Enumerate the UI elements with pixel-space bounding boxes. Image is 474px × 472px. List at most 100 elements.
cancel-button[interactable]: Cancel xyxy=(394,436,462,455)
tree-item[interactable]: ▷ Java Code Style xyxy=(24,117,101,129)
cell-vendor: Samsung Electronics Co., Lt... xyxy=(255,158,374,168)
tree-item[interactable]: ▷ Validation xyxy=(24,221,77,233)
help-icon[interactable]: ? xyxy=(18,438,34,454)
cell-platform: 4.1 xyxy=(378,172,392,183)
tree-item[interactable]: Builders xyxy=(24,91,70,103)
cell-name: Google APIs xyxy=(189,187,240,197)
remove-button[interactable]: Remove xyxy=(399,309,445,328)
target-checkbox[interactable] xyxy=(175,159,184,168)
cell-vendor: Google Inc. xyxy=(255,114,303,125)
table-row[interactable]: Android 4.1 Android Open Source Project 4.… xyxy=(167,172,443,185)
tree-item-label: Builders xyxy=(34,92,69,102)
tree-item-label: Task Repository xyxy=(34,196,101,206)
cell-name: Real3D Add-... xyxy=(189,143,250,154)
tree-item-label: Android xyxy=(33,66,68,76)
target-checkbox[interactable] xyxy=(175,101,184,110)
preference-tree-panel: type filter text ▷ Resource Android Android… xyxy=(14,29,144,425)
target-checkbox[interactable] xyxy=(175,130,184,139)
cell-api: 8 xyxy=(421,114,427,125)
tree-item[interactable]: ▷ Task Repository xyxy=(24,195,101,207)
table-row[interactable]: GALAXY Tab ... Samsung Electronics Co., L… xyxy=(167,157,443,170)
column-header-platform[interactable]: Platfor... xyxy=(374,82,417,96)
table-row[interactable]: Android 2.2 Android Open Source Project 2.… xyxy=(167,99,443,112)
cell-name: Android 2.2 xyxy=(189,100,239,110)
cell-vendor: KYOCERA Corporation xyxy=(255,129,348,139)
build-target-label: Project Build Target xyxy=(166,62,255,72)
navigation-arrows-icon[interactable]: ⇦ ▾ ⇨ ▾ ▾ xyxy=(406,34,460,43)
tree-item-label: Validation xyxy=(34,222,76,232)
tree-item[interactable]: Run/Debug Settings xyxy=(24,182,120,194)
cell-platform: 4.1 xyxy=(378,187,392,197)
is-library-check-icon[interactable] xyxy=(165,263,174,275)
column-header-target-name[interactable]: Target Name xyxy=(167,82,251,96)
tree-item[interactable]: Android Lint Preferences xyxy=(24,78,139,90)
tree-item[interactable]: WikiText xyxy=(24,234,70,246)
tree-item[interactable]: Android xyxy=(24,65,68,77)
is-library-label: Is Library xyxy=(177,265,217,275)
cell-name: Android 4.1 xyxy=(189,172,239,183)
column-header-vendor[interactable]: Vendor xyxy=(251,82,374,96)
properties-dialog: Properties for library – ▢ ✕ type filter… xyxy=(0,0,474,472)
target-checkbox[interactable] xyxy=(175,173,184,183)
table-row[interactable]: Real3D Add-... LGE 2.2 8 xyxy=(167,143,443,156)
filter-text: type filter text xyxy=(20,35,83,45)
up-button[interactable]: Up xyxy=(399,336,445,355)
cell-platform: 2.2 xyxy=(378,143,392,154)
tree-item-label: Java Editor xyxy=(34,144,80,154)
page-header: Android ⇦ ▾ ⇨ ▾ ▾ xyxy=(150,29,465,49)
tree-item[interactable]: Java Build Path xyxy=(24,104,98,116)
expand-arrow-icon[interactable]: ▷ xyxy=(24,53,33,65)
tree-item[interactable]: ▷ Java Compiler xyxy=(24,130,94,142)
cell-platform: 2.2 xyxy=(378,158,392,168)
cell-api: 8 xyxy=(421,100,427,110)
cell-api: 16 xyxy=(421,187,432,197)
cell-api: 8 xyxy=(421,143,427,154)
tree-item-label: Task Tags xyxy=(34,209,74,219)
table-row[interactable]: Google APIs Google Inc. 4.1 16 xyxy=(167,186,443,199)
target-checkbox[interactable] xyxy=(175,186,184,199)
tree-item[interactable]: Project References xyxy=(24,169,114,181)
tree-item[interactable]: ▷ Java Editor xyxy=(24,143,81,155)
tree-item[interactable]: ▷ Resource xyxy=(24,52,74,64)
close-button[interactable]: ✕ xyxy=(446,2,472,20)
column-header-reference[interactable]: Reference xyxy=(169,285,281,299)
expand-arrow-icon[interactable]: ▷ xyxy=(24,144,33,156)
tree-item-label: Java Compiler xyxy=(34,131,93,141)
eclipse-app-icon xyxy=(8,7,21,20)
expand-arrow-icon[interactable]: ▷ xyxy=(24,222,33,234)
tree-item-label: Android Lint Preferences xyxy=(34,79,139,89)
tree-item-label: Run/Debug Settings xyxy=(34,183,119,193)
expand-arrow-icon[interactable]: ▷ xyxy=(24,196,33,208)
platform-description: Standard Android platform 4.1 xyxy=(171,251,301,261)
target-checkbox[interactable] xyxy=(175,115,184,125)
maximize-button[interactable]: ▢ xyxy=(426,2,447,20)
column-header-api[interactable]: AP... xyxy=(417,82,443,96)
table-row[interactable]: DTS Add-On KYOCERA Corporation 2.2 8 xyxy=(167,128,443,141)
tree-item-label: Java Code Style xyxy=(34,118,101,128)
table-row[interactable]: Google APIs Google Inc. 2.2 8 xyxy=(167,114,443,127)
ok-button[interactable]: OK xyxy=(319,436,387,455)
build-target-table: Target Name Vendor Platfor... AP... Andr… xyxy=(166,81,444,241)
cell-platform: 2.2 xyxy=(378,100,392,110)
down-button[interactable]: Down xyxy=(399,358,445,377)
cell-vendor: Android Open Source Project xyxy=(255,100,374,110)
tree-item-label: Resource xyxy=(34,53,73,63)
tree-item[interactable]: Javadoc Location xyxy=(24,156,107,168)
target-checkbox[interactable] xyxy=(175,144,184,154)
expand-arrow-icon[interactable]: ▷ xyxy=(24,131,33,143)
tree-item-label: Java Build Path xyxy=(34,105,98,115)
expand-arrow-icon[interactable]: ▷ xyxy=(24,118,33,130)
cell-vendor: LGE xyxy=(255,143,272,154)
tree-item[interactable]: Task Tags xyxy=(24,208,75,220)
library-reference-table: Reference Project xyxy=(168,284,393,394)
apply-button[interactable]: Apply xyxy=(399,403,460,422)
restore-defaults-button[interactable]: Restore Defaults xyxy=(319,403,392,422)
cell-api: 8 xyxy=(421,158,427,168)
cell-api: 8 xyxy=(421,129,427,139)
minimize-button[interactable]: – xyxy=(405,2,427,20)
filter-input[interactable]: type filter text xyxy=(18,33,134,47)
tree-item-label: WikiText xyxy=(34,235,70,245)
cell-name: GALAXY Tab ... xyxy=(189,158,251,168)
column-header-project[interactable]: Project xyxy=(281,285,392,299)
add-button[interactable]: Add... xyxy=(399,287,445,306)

WORK TO DO -
Rewrite the listing above as a numbered list, skipping any blank lines.

TASK OUTPUT -
1. Enumerate the UI elements with pixel-space bounding boxes. Image is 474px × 472px. List at most 100 elements.
2. cancel-button[interactable]: Cancel xyxy=(394,436,462,455)
3. tree-item[interactable]: ▷ Java Code Style xyxy=(24,117,101,129)
4. cell-vendor: Samsung Electronics Co., Lt... xyxy=(255,158,374,168)
5. tree-item[interactable]: ▷ Validation xyxy=(24,221,77,233)
6. help-icon[interactable]: ? xyxy=(18,438,34,454)
7. cell-platform: 4.1 xyxy=(378,172,392,183)
8. tree-item[interactable]: Builders xyxy=(24,91,70,103)
9. cell-name: Google APIs xyxy=(189,187,240,197)
10. remove-button[interactable]: Remove xyxy=(399,309,445,328)
11. target-checkbox[interactable] xyxy=(175,159,184,168)
12. cell-vendor: Google Inc. xyxy=(255,114,303,125)
13. table-row[interactable]: Android 4.1 Android Open Source Project 4.… xyxy=(167,172,443,185)
14. tree-item-label: Builders xyxy=(34,92,69,102)
15. tree-item-label: Task Repository xyxy=(34,196,101,206)
16. cell-name: Real3D Add-... xyxy=(189,143,250,154)
17. tree-item-label: Android xyxy=(33,66,68,76)
18. target-checkbox[interactable] xyxy=(175,101,184,110)
19. preference-tree-panel: type filter text ▷ Resource Android Android… xyxy=(14,29,144,425)
20. target-checkbox[interactable] xyxy=(175,130,184,139)
21. cell-api: 8 xyxy=(421,114,427,125)
22. tree-item[interactable]: ▷ Task Repository xyxy=(24,195,101,207)
23. table-row[interactable]: GALAXY Tab ... Samsung Electronics Co., L… xyxy=(167,157,443,170)
24. column-header-platform[interactable]: Platfor... xyxy=(374,82,417,96)
25. table-row[interactable]: Android 2.2 Android Open Source Project 2.… xyxy=(167,99,443,112)
26. cell-name: Android 2.2 xyxy=(189,100,239,110)
27. cell-vendor: KYOCERA Corporation xyxy=(255,129,348,139)
28. build-target-label: Project Build Target xyxy=(166,62,255,72)
29. navigation-arrows-icon[interactable]: ⇦ ▾ ⇨ ▾ ▾ xyxy=(406,34,460,43)
30. tree-item-label: Validation xyxy=(34,222,76,232)
31. tree-item[interactable]: Run/Debug Settings xyxy=(24,182,120,194)
32. cell-platform: 4.1 xyxy=(378,187,392,197)
33. is-library-check-icon[interactable] xyxy=(165,263,174,275)
34. column-header-target-name[interactable]: Target Name xyxy=(167,82,251,96)
35. tree-item[interactable]: Android Lint Preferences xyxy=(24,78,139,90)
36. tree-item[interactable]: WikiText xyxy=(24,234,70,246)
37. tree-item[interactable]: Android xyxy=(24,65,68,77)
38. is-library-label: Is Library xyxy=(177,265,217,275)
39. cell-name: Android 4.1 xyxy=(189,172,239,183)
40. column-header-vendor[interactable]: Vendor xyxy=(251,82,374,96)
41. properties-dialog: Properties for library – ▢ ✕ type filter… xyxy=(0,0,474,472)
42. target-checkbox[interactable] xyxy=(175,173,184,183)
43. table-row[interactable]: Real3D Add-... LGE 2.2 8 xyxy=(167,143,443,156)
44. filter-text: type filter text xyxy=(20,35,83,45)
45. up-button[interactable]: Up xyxy=(399,336,445,355)
46. cell-platform: 2.2 xyxy=(378,143,392,154)
47. tree-item-label: Java Editor xyxy=(34,144,80,154)
48. page-header: Android ⇦ ▾ ⇨ ▾ ▾ xyxy=(150,29,465,49)
49. tree-item[interactable]: Java Build Path xyxy=(24,104,98,116)
50. expand-arrow-icon[interactable]: ▷ xyxy=(24,53,33,65)
51. tree-item[interactable]: ▷ Java Compiler xyxy=(24,130,94,142)
52. cell-platform: 2.2 xyxy=(378,158,392,168)
53. cell-api: 8 xyxy=(421,100,427,110)
54. cell-api: 16 xyxy=(421,187,432,197)
55. cell-api: 8 xyxy=(421,143,427,154)
56. tree-item-label: Task Tags xyxy=(34,209,74,219)
57. table-row[interactable]: Google APIs Google Inc. 4.1 16 xyxy=(167,186,443,199)
58. target-checkbox[interactable] xyxy=(175,186,184,199)
59. tree-item[interactable]: Project References xyxy=(24,169,114,181)
60. tree-item[interactable]: ▷ Java Editor xyxy=(24,143,81,155)
61. tree-item[interactable]: ▷ Resource xyxy=(24,52,74,64)
62. close-button[interactable]: ✕ xyxy=(446,2,472,20)
63. column-header-reference[interactable]: Reference xyxy=(169,285,281,299)
64. expand-arrow-icon[interactable]: ▷ xyxy=(24,144,33,156)
65. tree-item-label: Java Compiler xyxy=(34,131,93,141)
66. eclipse-app-icon xyxy=(8,7,21,20)
67. expand-arrow-icon[interactable]: ▷ xyxy=(24,222,33,234)
68. tree-item-label: Android Lint Preferences xyxy=(34,79,139,89)
69. tree-item-label: Run/Debug Settings xyxy=(34,183,119,193)
70. expand-arrow-icon[interactable]: ▷ xyxy=(24,196,33,208)
71. platform-description: Standard Android platform 4.1 xyxy=(171,251,301,261)
72. target-checkbox[interactable] xyxy=(175,115,184,125)
73. maximize-button[interactable]: ▢ xyxy=(426,2,447,20)
74. column-header-api[interactable]: AP... xyxy=(417,82,443,96)
75. table-row[interactable]: DTS Add-On KYOCERA Corporation 2.2 8 xyxy=(167,128,443,141)
76. tree-item-label: Java Code Style xyxy=(34,118,101,128)
77. table-row[interactable]: Google APIs Google Inc. 2.2 8 xyxy=(167,114,443,127)
78. ok-button[interactable]: OK xyxy=(319,436,387,455)
79. build-target-table: Target Name Vendor Platfor... AP... Andr… xyxy=(166,81,444,241)
80. cell-platform: 2.2 xyxy=(378,100,392,110)
81. down-button[interactable]: Down xyxy=(399,358,445,377)
82. cell-vendor: Android Open Source Project xyxy=(255,100,374,110)
83. tree-item-label: Resource xyxy=(34,53,73,63)
84. tree-item[interactable]: Javadoc Location xyxy=(24,156,107,168)
85. target-checkbox[interactable] xyxy=(175,144,184,154)
86. expand-arrow-icon[interactable]: ▷ xyxy=(24,131,33,143)
87. tree-item-label: Java Build Path xyxy=(34,105,98,115)
88. expand-arrow-icon[interactable]: ▷ xyxy=(24,118,33,130)
89. cell-vendor: LGE xyxy=(255,143,272,154)
90. tree-item[interactable]: Task Tags xyxy=(24,208,75,220)
91. library-reference-table: Reference Project xyxy=(168,284,393,394)
92. apply-button[interactable]: Apply xyxy=(399,403,460,422)
93. restore-defaults-button[interactable]: Restore Defaults xyxy=(319,403,392,422)
94. cell-api: 8 xyxy=(421,158,427,168)
95. cell-api: 8 xyxy=(421,129,427,139)
96. minimize-button[interactable]: – xyxy=(405,2,427,20)
97. filter-input[interactable]: type filter text xyxy=(18,33,134,47)
98. tree-item-label: WikiText xyxy=(34,235,70,245)
99. cell-name: GALAXY Tab ... xyxy=(189,158,251,168)
100. column-header-project[interactable]: Project xyxy=(281,285,392,299)
101. add-button[interactable]: Add... xyxy=(399,287,445,306)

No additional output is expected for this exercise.